(Dataset entries)

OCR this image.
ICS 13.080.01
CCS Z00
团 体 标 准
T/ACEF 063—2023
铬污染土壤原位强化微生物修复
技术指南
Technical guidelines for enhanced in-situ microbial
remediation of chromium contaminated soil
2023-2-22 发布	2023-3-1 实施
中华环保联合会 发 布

• Instructions for the task: Extract the full listing above without alteration.

• Solved exercise:
OCR this image.
ICS 13.080.01
CCS Z00
团 体 标 准
T/ACEF 063—2023
铬污染土壤原位强化微生物修复
技术指南
Technical guidelines for enhanced in-situ microbial
remediation of chromium contaminated soil
2023-2-22 发布	2023-3-1 实施
中华环保联合会 发 布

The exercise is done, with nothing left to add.